=== PROBLEM DESCRIPTION ===
Reproduce the listing verbatim.

=== GIVEN DATA ===
◆ ◆ ◆ ◆ ◆ ◆ ◆
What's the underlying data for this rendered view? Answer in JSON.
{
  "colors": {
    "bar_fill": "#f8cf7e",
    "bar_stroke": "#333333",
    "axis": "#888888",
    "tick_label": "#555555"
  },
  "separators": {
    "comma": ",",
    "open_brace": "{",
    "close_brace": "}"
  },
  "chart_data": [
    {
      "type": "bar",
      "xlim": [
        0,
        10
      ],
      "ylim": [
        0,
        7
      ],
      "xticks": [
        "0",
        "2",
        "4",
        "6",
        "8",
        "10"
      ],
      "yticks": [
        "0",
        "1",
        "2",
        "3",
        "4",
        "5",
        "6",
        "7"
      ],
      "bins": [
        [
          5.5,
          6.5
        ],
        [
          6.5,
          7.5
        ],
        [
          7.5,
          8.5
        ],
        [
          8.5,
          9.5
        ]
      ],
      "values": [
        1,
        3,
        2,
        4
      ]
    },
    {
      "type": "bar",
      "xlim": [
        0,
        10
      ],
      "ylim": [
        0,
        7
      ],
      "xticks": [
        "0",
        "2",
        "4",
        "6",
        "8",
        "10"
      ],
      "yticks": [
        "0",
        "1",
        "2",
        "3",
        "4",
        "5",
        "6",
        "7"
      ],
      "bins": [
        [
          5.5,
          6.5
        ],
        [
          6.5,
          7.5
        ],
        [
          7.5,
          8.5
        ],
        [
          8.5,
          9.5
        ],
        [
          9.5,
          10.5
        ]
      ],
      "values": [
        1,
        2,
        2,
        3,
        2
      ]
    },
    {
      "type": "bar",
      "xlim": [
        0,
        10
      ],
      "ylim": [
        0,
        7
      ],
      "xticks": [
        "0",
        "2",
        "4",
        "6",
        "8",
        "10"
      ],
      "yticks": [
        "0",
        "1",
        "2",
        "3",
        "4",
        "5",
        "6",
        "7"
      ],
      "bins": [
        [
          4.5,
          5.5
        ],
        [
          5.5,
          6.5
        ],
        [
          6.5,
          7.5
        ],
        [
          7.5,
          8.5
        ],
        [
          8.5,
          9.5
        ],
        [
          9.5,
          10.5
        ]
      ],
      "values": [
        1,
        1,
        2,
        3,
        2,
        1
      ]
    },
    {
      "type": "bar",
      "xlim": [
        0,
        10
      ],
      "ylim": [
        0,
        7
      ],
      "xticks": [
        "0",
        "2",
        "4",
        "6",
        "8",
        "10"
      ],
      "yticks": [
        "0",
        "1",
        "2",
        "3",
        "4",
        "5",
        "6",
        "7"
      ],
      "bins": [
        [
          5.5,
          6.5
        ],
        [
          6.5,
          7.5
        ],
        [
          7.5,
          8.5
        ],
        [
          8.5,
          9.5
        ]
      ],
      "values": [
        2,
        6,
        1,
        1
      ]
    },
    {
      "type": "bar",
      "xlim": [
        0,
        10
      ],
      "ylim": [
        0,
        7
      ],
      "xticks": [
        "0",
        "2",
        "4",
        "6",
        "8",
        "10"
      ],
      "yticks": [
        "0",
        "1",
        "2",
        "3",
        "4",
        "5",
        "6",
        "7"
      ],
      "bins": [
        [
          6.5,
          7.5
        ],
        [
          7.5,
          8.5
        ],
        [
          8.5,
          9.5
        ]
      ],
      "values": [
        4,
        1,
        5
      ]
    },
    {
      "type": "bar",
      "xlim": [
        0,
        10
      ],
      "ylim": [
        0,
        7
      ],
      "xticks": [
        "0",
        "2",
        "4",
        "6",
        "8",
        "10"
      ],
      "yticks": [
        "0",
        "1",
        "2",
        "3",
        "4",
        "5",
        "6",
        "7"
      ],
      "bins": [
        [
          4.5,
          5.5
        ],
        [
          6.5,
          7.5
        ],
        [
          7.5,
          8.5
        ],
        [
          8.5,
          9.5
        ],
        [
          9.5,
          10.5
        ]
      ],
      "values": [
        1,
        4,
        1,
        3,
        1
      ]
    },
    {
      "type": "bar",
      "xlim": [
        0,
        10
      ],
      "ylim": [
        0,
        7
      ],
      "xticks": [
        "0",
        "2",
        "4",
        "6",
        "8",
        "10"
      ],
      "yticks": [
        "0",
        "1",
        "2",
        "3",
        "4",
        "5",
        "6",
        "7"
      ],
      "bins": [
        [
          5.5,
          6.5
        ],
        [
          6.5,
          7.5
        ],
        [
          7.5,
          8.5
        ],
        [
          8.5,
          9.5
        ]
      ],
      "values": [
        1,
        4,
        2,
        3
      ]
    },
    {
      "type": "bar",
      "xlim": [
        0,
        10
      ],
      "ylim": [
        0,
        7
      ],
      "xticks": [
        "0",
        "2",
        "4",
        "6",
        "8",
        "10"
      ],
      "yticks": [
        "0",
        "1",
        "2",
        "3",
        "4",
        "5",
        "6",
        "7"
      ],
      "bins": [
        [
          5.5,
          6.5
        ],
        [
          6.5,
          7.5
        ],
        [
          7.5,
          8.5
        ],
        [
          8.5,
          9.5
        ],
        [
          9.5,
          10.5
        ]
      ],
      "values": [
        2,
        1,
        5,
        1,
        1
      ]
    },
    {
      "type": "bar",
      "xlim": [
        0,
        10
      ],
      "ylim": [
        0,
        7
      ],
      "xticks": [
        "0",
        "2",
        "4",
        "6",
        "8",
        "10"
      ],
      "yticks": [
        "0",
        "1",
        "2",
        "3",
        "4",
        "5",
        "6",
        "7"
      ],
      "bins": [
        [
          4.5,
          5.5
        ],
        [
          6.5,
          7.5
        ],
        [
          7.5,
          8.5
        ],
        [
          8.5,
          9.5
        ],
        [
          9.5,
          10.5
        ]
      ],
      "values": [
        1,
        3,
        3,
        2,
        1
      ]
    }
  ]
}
◆ ◆ ◆ ◆ ◆ ◆ ◆
=== FINAL RESULT ===
What's the underlying data for this rendered view? Answer in JSON.
{
  "colors": {
    "bar_fill": "#f8cf7e",
    "bar_stroke": "#333333",
    "axis": "#888888",
    "tick_label": "#555555"
  },
  "separators": {
    "comma": ",",
    "open_brace": "{",
    "close_brace": "}"
  },
  "chart_data": [
    {
      "type": "bar",
      "xlim": [
        0,
        10
      ],
      "ylim": [
        0,
        7
      ],
      "xticks": [
        "0",
        "2",
        "4",
        "6",
        "8",
        "10"
      ],
      "yticks": [
        "0",
        "1",
        "2",
        "3",
        "4",
        "5",
        "6",
        "7"
      ],
      "bins": [
        [
          5.5,
          6.5
        ],
        [
          6.5,
          7.5
        ],
        [
          7.5,
          8.5
        ],
        [
          8.5,
          9.5
        ]
      ],
      "values": [
        1,
        3,
        2,
        4
      ]
    },
    {
      "type": "bar",
      "xlim": [
        0,
        10
      ],
      "ylim": [
        0,
        7
      ],
      "xticks": [
        "0",
        "2",
        "4",
        "6",
        "8",
        "10"
      ],
      "yticks": [
        "0",
        "1",
        "2",
        "3",
        "4",
        "5",
        "6",
        "7"
      ],
      "bins": [
        [
          5.5,
          6.5
        ],
        [
          6.5,
          7.5
        ],
        [
          7.5,
          8.5
        ],
        [
          8.5,
          9.5
        ],
        [
          9.5,
          10.5
        ]
      ],
      "values": [
        1,
        2,
        2,
        3,
        2
      ]
    },
    {
      "type": "bar",
      "xlim": [
        0,
        10
      ],
      "ylim": [
        0,
        7
      ],
      "xticks": [
        "0",
        "2",
        "4",
        "6",
        "8",
        "10"
      ],
      "yticks": [
        "0",
        "1",
        "2",
        "3",
        "4",
        "5",
        "6",
        "7"
      ],
      "bins": [
        [
          4.5,
          5.5
        ],
        [
          5.5,
          6.5
        ],
        [
          6.5,
          7.5
        ],
        [
          7.5,
          8.5
        ],
        [
          8.5,
          9.5
        ],
        [
          9.5,
          10.5
        ]
      ],
      "values": [
        1,
        1,
        2,
        3,
        2,
        1
      ]
    },
    {
      "type": "bar",
      "xlim": [
        0,
        10
      ],
      "ylim": [
        0,
        7
      ],
      "xticks": [
        "0",
        "2",
        "4",
        "6",
        "8",
        "10"
      ],
      "yticks": [
        "0",
        "1",
        "2",
        "3",
        "4",
        "5",
        "6",
        "7"
      ],
      "bins": [
        [
          5.5,
          6.5
        ],
        [
          6.5,
          7.5
        ],
        [
          7.5,
          8.5
        ],
        [
          8.5,
          9.5
        ]
      ],
      "values": [
        2,
        6,
        1,
        1
      ]
    },
    {
      "type": "bar",
      "xlim": [
        0,
        10
      ],
      "ylim": [
        0,
        7
      ],
      "xticks": [
        "0",
        "2",
        "4",
        "6",
        "8",
        "10"
      ],
      "yticks": [
        "0",
        "1",
        "2",
        "3",
        "4",
        "5",
        "6",
        "7"
      ],
      "bins": [
        [
          6.5,
          7.5
        ],
        [
          7.5,
          8.5
        ],
        [
          8.5,
          9.5
        ]
      ],
      "values": [
        4,
        1,
        5
      ]
    },
    {
      "type": "bar",
      "xlim": [
        0,
        10
      ],
      "ylim": [
        0,
        7
      ],
      "xticks": [
        "0",
        "2",
        "4",
        "6",
        "8",
        "10"
      ],
      "yticks": [
        "0",
        "1",
        "2",
        "3",
        "4",
        "5",
        "6",
        "7"
      ],
      "bins": [
        [
          4.5,
          5.5
        ],
        [
          6.5,
          7.5
        ],
        [
          7.5,
          8.5
        ],
        [
          8.5,
          9.5
        ],
        [
          9.5,
          10.5
        ]
      ],
      "values": [
        1,
        4,
        1,
        3,
        1
      ]
    },
    {
      "type": "bar",
      "xlim": [
        0,
        10
      ],
      "ylim": [
        0,
        7
      ],
      "xticks": [
        "0",
        "2",
        "4",
        "6",
        "8",
        "10"
      ],
      "yticks": [
        "0",
        "1",
        "2",
        "3",
        "4",
        "5",
        "6",
        "7"
      ],
      "bins": [
        [
          5.5,
          6.5
        ],
        [
          6.5,
          7.5
        ],
        [
          7.5,
          8.5
        ],
        [
          8.5,
          9.5
        ]
      ],
      "values": [
        1,
        4,
        2,
        3
      ]
    },
    {
      "type": "bar",
      "xlim": [
        0,
        10
      ],
      "ylim": [
        0,
        7
      ],
      "xticks": [
        "0",
        "2",
        "4",
        "6",
        "8",
        "10"
      ],
      "yticks": [
        "0",
        "1",
        "2",
        "3",
        "4",
        "5",
        "6",
        "7"
      ],
      "bins": [
        [
          5.5,
          6.5
        ],
        [
          6.5,
          7.5
        ],
        [
          7.5,
          8.5
        ],
        [
          8.5,
          9.5
        ],
        [
          9.5,
          10.5
        ]
      ],
      "values": [
        2,
        1,
        5,
        1,
        1
      ]
    },
    {
      "type": "bar",
      "xlim": [
        0,
        10
      ],
      "ylim": [
        0,
        7
      ],
      "xticks": [
        "0",
        "2",
        "4",
        "6",
        "8",
        "10"
      ],
      "yticks": [
        "0",
        "1",
        "2",
        "3",
        "4",
        "5",
        "6",
        "7"
      ],
      "bins": [
        [
          4.5,
          5.5
        ],
        [
          6.5,
          7.5
        ],
        [
          7.5,
          8.5
        ],
        [
          8.5,
          9.5
        ],
        [
          9.5,
          10.5
        ]
      ],
      "values": [
        1,
        3,
        3,
        2,
        1
      ]
    }
  ]
}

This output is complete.